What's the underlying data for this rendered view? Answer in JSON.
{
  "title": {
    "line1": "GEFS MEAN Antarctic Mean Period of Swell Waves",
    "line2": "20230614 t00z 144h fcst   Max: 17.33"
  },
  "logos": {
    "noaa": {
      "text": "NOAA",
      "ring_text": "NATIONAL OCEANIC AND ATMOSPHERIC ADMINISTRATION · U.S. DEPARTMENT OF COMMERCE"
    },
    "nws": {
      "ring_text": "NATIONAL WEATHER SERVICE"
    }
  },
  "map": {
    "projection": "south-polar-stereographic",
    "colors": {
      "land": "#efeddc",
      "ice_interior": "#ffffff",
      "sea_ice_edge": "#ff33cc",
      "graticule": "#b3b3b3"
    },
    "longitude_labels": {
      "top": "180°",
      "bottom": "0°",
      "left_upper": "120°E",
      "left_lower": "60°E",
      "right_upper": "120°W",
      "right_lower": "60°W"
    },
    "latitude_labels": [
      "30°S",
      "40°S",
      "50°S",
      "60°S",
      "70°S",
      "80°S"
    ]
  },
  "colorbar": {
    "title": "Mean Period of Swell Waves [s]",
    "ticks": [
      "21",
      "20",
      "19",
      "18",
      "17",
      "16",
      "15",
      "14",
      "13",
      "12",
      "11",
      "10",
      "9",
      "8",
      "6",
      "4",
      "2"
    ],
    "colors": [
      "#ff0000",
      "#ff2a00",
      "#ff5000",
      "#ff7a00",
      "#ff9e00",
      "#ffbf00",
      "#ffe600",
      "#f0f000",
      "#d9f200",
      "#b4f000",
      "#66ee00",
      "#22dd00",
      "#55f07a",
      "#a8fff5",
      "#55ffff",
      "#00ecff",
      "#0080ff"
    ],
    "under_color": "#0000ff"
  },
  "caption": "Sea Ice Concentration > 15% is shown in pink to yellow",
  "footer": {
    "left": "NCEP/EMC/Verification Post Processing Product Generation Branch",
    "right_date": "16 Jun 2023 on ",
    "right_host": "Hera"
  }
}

» **TO DO**
Identify all lines where the word "NATIONAL" shows up. Copy them.

» **COMPLETE ANSWER**
      "ring_text": "NATIONAL OCEANIC AND ATMOSPHERIC ADMINISTRATION · U.S. DEPARTMENT OF COMMERCE"
      "ring_text": "NATIONAL WEATHER SERVICE"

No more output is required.